## Begin
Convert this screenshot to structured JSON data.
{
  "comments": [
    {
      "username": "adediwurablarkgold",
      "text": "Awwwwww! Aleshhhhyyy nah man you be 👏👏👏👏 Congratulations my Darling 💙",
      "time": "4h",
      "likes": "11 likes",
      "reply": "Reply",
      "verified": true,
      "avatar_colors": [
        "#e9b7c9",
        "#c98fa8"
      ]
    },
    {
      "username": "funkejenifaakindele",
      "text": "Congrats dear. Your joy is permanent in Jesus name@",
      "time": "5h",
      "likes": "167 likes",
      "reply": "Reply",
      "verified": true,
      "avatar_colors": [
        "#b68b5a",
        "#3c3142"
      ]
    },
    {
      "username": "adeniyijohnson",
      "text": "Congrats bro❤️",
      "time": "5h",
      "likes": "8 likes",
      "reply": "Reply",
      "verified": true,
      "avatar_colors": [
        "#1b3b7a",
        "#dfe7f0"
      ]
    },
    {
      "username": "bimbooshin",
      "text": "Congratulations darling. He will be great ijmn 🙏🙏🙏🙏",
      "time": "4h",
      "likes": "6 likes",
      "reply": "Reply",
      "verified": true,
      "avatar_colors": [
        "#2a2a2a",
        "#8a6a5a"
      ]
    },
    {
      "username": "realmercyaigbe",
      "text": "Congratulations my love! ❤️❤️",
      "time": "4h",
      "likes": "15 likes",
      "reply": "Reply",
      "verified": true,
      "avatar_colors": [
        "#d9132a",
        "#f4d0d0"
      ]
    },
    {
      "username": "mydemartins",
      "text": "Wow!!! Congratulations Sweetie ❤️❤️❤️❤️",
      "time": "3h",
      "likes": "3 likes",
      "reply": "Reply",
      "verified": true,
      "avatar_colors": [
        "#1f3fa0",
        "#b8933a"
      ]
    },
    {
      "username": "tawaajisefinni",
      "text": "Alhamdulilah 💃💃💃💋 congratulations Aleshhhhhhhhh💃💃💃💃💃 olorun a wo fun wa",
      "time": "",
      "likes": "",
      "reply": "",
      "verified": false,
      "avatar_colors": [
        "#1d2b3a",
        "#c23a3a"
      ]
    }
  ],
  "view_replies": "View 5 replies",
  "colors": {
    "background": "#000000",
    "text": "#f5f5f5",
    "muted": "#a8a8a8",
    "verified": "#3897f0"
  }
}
## End
### Aim
Only the number should be given: how many lines of the data contain the word "username"?

### Right answer
7